***** Stored data *****

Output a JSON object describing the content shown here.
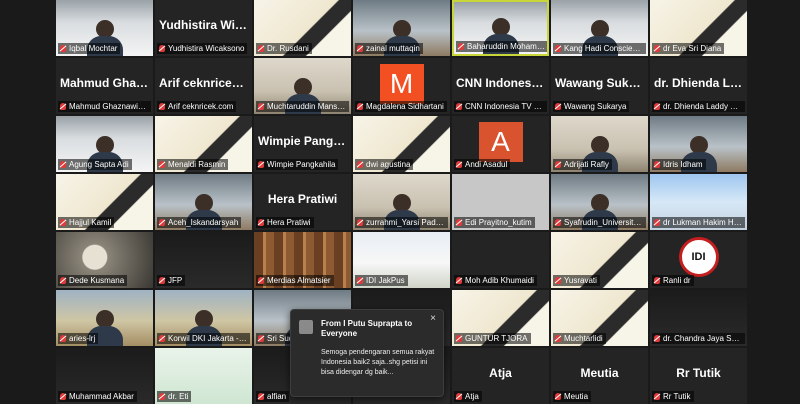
{
  "colors": {
    "background": "#1a1a1a",
    "tile": "#242424",
    "active_speaker_border": "#c8d63a",
    "muted_mic": "#e03a3a",
    "avatar_orange": "#f25022",
    "avatar_red": "#d9532f"
  },
  "participants": [
    {
      "label": "Iqbal Mochtar",
      "video": "person"
    },
    {
      "label": "Yudhistira Wicaksono",
      "big_name": "Yudhistira Wica...",
      "video": "none"
    },
    {
      "label": "Dr. Rusdani",
      "video": "poster"
    },
    {
      "label": "zainal muttaqin",
      "video": "office"
    },
    {
      "label": "Baharuddin Mohammad",
      "video": "person",
      "active": true
    },
    {
      "label": "Kang Hadi Conscience",
      "video": "person"
    },
    {
      "label": "dr Eva Sri Diana",
      "video": "poster"
    },
    {
      "label": "Mahmud Ghaznawie - ...",
      "big_name": "Mahmud Ghazn...",
      "video": "none"
    },
    {
      "label": "Arif ceknricek.com",
      "big_name": "Arif ceknricek.c...",
      "video": "none"
    },
    {
      "label": "Muchtaruddin Mansyur",
      "video": "room"
    },
    {
      "label": "Magdalena Sidhartani",
      "video": "avatar",
      "avatar_letter": "M",
      "avatar_color": "#f25022"
    },
    {
      "label": "CNN Indonesia TV 2 (3)",
      "big_name": "CNN Indonesia ...",
      "video": "none"
    },
    {
      "label": "Wawang Sukarya",
      "big_name": "Wawang Sukarya",
      "video": "none"
    },
    {
      "label": "dr. Dhienda Laddy Nas...",
      "big_name": "dr. Dhienda Lad...",
      "video": "none"
    },
    {
      "label": "Agung Sapta Adi",
      "video": "person"
    },
    {
      "label": "Menaldi Rasmin",
      "video": "poster"
    },
    {
      "label": "Wimpie Pangkahila",
      "big_name": "Wimpie Pangka...",
      "video": "none"
    },
    {
      "label": "dwi agustina",
      "video": "poster"
    },
    {
      "label": "Andi Asadul",
      "video": "avatar",
      "avatar_letter": "A",
      "avatar_color": "#d9532f"
    },
    {
      "label": "Adrijati Rafly",
      "video": "room"
    },
    {
      "label": "Idris Idham",
      "video": "office"
    },
    {
      "label": "Hajjul Kamil",
      "video": "poster"
    },
    {
      "label": "Aceh_Iskandarsyah",
      "video": "office"
    },
    {
      "label": "Hera Pratiwi",
      "big_name": "Hera Pratiwi",
      "video": "none"
    },
    {
      "label": "zurrahmi_Yarsi Padang",
      "video": "room"
    },
    {
      "label": "Edi Prayitno_kutim",
      "video": "plain"
    },
    {
      "label": "Syafrudin_Universitas ...",
      "video": "office"
    },
    {
      "label": "dr Lukman Hakim Hrp...",
      "video": "mosque"
    },
    {
      "label": "Dede Kusmana",
      "video": "lamp"
    },
    {
      "label": "JFP",
      "video": "dark"
    },
    {
      "label": "Merdias Almatsier",
      "video": "shelf"
    },
    {
      "label": "IDI JakPus",
      "video": "event"
    },
    {
      "label": "Moh Adib Khumaidi",
      "video": "none"
    },
    {
      "label": "Yusravati",
      "video": "poster"
    },
    {
      "label": "Ranli dr",
      "video": "logo",
      "logo_text": "IDI"
    },
    {
      "label": "aries-lrj",
      "video": "outdoor"
    },
    {
      "label": "Korwil DKI Jakarta - Si...",
      "video": "outdoor"
    },
    {
      "label": "Sri Sudarjo",
      "video": "office"
    },
    {
      "label": "",
      "video": "dark"
    },
    {
      "label": "GUNTUR TJORA",
      "video": "poster"
    },
    {
      "label": "Muchtarlidi",
      "video": "poster"
    },
    {
      "label": "dr. Chandra Jaya Sp.P",
      "video": "dark"
    },
    {
      "label": "Muhammad Akbar",
      "video": "dark"
    },
    {
      "label": "dr. Eti",
      "video": "green"
    },
    {
      "label": "alfian",
      "video": "dark"
    },
    {
      "label": "",
      "video": "dark"
    },
    {
      "label": "Atja",
      "big_name": "Atja",
      "video": "none"
    },
    {
      "label": "Meutia",
      "big_name": "Meutia",
      "video": "none"
    },
    {
      "label": "Rr Tutik",
      "big_name": "Rr Tutik",
      "video": "none"
    }
  ],
  "chat_popup": {
    "from_line": "From I Putu Suprapta to Everyone",
    "message": "Semoga pendengaran semua rakyat Indonesia baik2 saja..shg petisi ini bisa didengar dg baik...",
    "close_glyph": "×"
  }
}
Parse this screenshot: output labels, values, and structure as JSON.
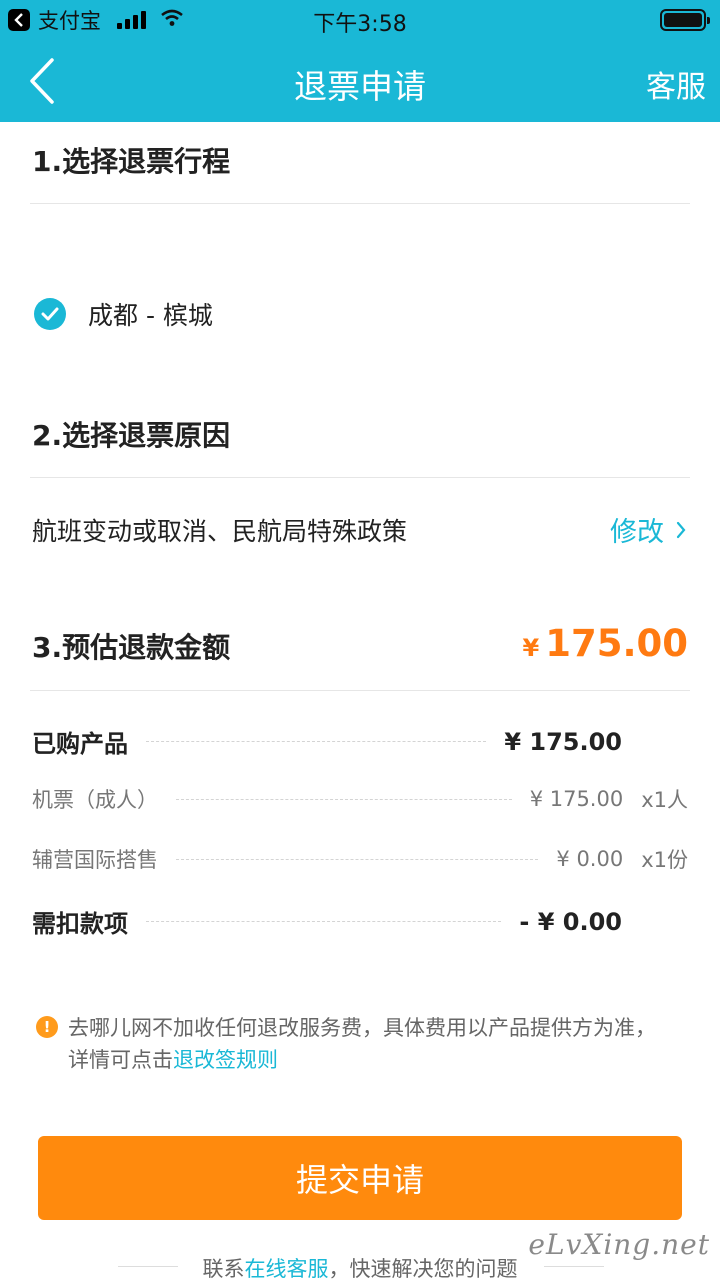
{
  "status_bar": {
    "app_name": "支付宝",
    "time": "下午3:58"
  },
  "nav": {
    "title": "退票申请",
    "service_label": "客服"
  },
  "section1": {
    "title": "1.选择退票行程",
    "trip": "成都 - 槟城"
  },
  "section2": {
    "title": "2.选择退票原因",
    "reason": "航班变动或取消、民航局特殊政策",
    "modify_label": "修改"
  },
  "section3": {
    "title": "3.预估退款金额",
    "currency": "¥",
    "total": "175.00",
    "rows": [
      {
        "label": "已购产品",
        "value": "¥ 175.00",
        "qty": ""
      },
      {
        "label": "机票（成人）",
        "value": "¥ 175.00",
        "qty": "x1人"
      },
      {
        "label": "辅营国际搭售",
        "value": "¥ 0.00",
        "qty": "x1份"
      },
      {
        "label": "需扣款项",
        "value": "- ¥ 0.00",
        "qty": ""
      }
    ]
  },
  "notice": {
    "text": "去哪儿网不加收任何退改服务费，具体费用以产品提供方为准，详情可点击",
    "link": "退改签规则"
  },
  "submit_label": "提交申请",
  "footer": {
    "prefix": "联系",
    "link": "在线客服",
    "suffix": "，快速解决您的问题"
  },
  "watermark": "eLvXing.net",
  "colors": {
    "header": "#1ab8d6",
    "accent": "#ff8a0d",
    "price": "#ff7a11",
    "link": "#1ab8d6"
  }
}
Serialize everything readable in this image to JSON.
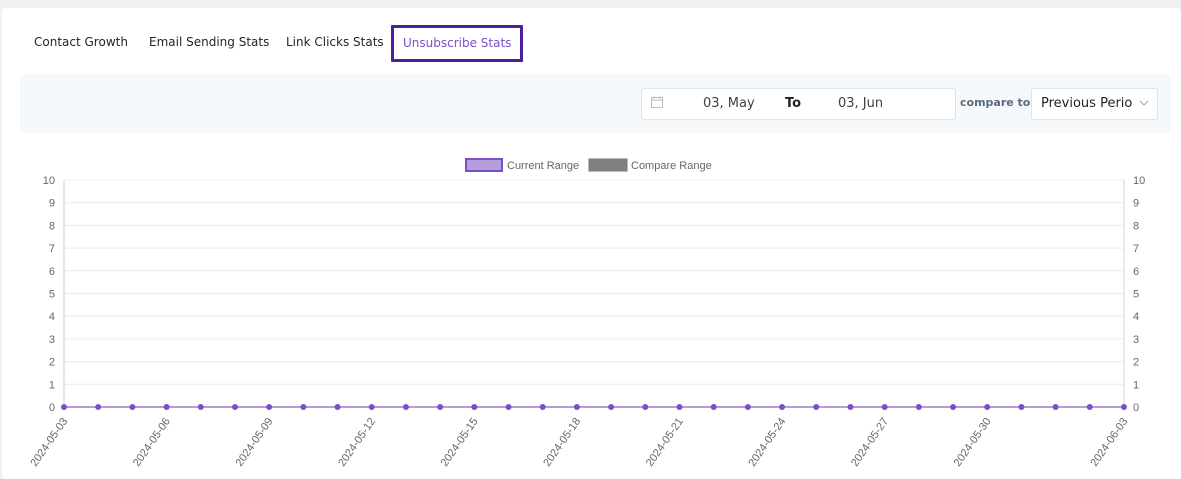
{
  "tabs": [
    {
      "label": "Contact Growth",
      "active": false
    },
    {
      "label": "Email Sending Stats",
      "active": false
    },
    {
      "label": "Link Clicks Stats",
      "active": false
    },
    {
      "label": "Unsubscribe Stats",
      "active": true
    }
  ],
  "filter": {
    "date_from": "03, May",
    "to_label": "To",
    "date_to": "03, Jun",
    "compare_label": "compare to",
    "compare_value": "Previous Period"
  },
  "colors": {
    "accent": "#7b4fc9",
    "current_fill": "#b39ddb",
    "compare_fill": "#808080"
  },
  "chart_data": {
    "type": "line",
    "x": [
      "2024-05-03",
      "2024-05-04",
      "2024-05-05",
      "2024-05-06",
      "2024-05-07",
      "2024-05-08",
      "2024-05-09",
      "2024-05-10",
      "2024-05-11",
      "2024-05-12",
      "2024-05-13",
      "2024-05-14",
      "2024-05-15",
      "2024-05-16",
      "2024-05-17",
      "2024-05-18",
      "2024-05-19",
      "2024-05-20",
      "2024-05-21",
      "2024-05-22",
      "2024-05-23",
      "2024-05-24",
      "2024-05-25",
      "2024-05-26",
      "2024-05-27",
      "2024-05-28",
      "2024-05-29",
      "2024-05-30",
      "2024-05-31",
      "2024-06-01",
      "2024-06-02",
      "2024-06-03"
    ],
    "x_tick_labels_shown": [
      "2024-05-03",
      "2024-05-06",
      "2024-05-09",
      "2024-05-12",
      "2024-05-15",
      "2024-05-18",
      "2024-05-21",
      "2024-05-24",
      "2024-05-27",
      "2024-05-30",
      "2024-06-03"
    ],
    "series": [
      {
        "name": "Current Range",
        "values": [
          0,
          0,
          0,
          0,
          0,
          0,
          0,
          0,
          0,
          0,
          0,
          0,
          0,
          0,
          0,
          0,
          0,
          0,
          0,
          0,
          0,
          0,
          0,
          0,
          0,
          0,
          0,
          0,
          0,
          0,
          0,
          0
        ]
      }
    ],
    "legend": [
      "Current Range",
      "Compare Range"
    ],
    "ylim": [
      0,
      10
    ],
    "yticks": [
      0,
      1,
      2,
      3,
      4,
      5,
      6,
      7,
      8,
      9,
      10
    ],
    "grid": true,
    "legend_position": "top"
  }
}
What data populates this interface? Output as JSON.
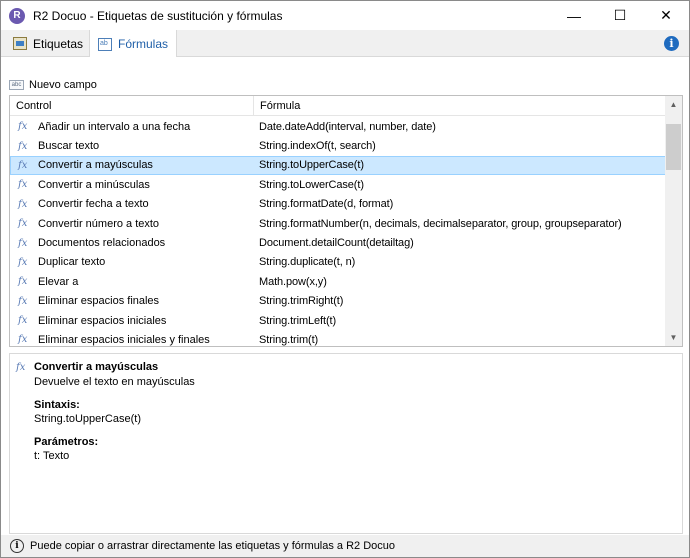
{
  "window": {
    "title": "R2 Docuo - Etiquetas de sustitución y fórmulas",
    "app_icon": "r2-docuo-logo-icon",
    "minimize_glyph": "—",
    "maximize_glyph": "☐",
    "close_glyph": "✕"
  },
  "tabs": [
    {
      "label": "Etiquetas",
      "icon": "tags-icon",
      "active": false
    },
    {
      "label": "Fórmulas",
      "icon": "formulas-icon",
      "active": true
    }
  ],
  "info_glyph": "i",
  "new_field": {
    "label": "Nuevo campo",
    "icon_text": "abc"
  },
  "list": {
    "columns": [
      "Control",
      "Fórmula"
    ],
    "fx_glyph": "fx",
    "rows": [
      {
        "name": "Añadir un intervalo a una fecha",
        "formula": "Date.dateAdd(interval, number, date)"
      },
      {
        "name": "Buscar texto",
        "formula": "String.indexOf(t, search)"
      },
      {
        "name": "Convertir a mayúsculas",
        "formula": "String.toUpperCase(t)",
        "selected": true
      },
      {
        "name": "Convertir a minúsculas",
        "formula": "String.toLowerCase(t)"
      },
      {
        "name": "Convertir fecha a texto",
        "formula": "String.formatDate(d, format)"
      },
      {
        "name": "Convertir número a texto",
        "formula": "String.formatNumber(n, decimals, decimalseparator, group, groupseparator)"
      },
      {
        "name": "Documentos relacionados",
        "formula": "Document.detailCount(detailtag)"
      },
      {
        "name": "Duplicar texto",
        "formula": "String.duplicate(t, n)"
      },
      {
        "name": "Elevar a",
        "formula": "Math.pow(x,y)"
      },
      {
        "name": "Eliminar espacios finales",
        "formula": "String.trimRight(t)"
      },
      {
        "name": "Eliminar espacios iniciales",
        "formula": "String.trimLeft(t)"
      },
      {
        "name": "Eliminar espacios iniciales y finales",
        "formula": "String.trim(t)"
      }
    ]
  },
  "detail": {
    "title": "Convertir a mayúsculas",
    "description": "Devuelve el texto en mayúsculas",
    "syntax_label": "Sintaxis:",
    "syntax_value": "String.toUpperCase(t)",
    "params_label": "Parámetros:",
    "params_value": "t: Texto"
  },
  "status": {
    "text": "Puede copiar o arrastrar directamente las etiquetas y fórmulas a R2 Docuo",
    "glyph": "i"
  }
}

*****

*Exercise task*:
From the entries above, extract every line where the word "this" appears.

*Response*:
Parse this screenshot: output labels, values, and structure as JSON.
Serialize everything readable in this image to JSON.
What data populates this interface? Output as JSON.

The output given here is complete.